Brief:
Copy each line exactly.

### Information shown

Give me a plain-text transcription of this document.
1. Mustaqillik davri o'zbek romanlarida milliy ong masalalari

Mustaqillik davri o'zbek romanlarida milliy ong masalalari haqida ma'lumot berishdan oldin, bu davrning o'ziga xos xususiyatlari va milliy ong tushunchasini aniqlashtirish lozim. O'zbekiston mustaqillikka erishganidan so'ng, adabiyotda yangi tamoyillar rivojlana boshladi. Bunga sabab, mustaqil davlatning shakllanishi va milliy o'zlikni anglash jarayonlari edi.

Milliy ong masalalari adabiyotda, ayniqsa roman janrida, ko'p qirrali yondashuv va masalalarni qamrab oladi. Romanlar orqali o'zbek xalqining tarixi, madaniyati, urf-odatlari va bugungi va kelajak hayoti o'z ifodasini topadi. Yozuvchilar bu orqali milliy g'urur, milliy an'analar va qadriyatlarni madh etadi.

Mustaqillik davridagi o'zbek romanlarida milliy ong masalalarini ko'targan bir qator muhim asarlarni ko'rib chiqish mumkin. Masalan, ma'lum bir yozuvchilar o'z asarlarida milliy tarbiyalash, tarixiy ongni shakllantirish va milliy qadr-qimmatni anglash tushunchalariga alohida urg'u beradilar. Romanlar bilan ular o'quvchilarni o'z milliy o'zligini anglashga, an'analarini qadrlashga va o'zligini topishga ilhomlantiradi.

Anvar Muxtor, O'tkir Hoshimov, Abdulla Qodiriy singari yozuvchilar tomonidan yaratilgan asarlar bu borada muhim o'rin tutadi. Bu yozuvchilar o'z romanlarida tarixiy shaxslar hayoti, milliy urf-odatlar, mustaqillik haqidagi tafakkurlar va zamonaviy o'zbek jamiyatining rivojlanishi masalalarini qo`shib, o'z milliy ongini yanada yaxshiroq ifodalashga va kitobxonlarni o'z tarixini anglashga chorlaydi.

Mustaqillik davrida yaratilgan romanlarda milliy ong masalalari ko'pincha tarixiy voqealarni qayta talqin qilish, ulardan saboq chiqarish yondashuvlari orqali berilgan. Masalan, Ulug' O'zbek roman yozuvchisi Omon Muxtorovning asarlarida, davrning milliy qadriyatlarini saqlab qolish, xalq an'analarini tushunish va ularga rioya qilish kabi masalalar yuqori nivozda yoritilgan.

######

Task response:
Give me a plain-text transcription of this document.
1. Mustaqillik davri o'zbek romanlarida milliy ong masalalari

Mustaqillik davri o'zbek romanlarida milliy ong masalalari haqida ma'lumot berishdan oldin, bu davrning o'ziga xos xususiyatlari va milliy ong tushunchasini aniqlashtirish lozim. O'zbekiston mustaqillikka erishganidan so'ng, adabiyotda yangi tamoyillar rivojlana boshladi. Bunga sabab, mustaqil davlatning shakllanishi va milliy o'zlikni anglash jarayonlari edi.

Milliy ong masalalari adabiyotda, ayniqsa roman janrida, ko'p qirrali yondashuv va masalalarni qamrab oladi. Romanlar orqali o'zbek xalqining tarixi, madaniyati, urf-odatlari va bugungi va kelajak hayoti o'z ifodasini topadi. Yozuvchilar bu orqali milliy g'urur, milliy an'analar va qadriyatlarni madh etadi.

Mustaqillik davridagi o'zbek romanlarida milliy ong masalalarini ko'targan bir qator muhim asarlarni ko'rib chiqish mumkin. Masalan, ma'lum bir yozuvchilar o'z asarlarida milliy tarbiyalash, tarixiy ongni shakllantirish va milliy qadr-qimmatni anglash tushunchalariga alohida urg'u beradilar. Romanlar bilan ular o'quvchilarni o'z milliy o'zligini anglashga, an'analarini qadrlashga va o'zligini topishga ilhomlantiradi.

Anvar Muxtor, O'tkir Hoshimov, Abdulla Qodiriy singari yozuvchilar tomonidan yaratilgan asarlar bu borada muhim o'rin tutadi. Bu yozuvchilar o'z romanlarida tarixiy shaxslar hayoti, milliy urf-odatlar, mustaqillik haqidagi tafakkurlar va zamonaviy o'zbek jamiyatining rivojlanishi masalalarini qo`shib, o'z milliy ongini yanada yaxshiroq ifodalashga va kitobxonlarni o'z tarixini anglashga chorlaydi.

Mustaqillik davrida yaratilgan romanlarda milliy ong masalalari ko'pincha tarixiy voqealarni qayta talqin qilish, ulardan saboq chiqarish yondashuvlari orqali berilgan. Masalan, Ulug' O'zbek roman yozuvchisi Omon Muxtorovning asarlarida, davrning milliy qadriyatlarini saqlab qolish, xalq an'analarini tushunish va ularga rioya qilish kabi masalalar yuqori nivozda yoritilgan.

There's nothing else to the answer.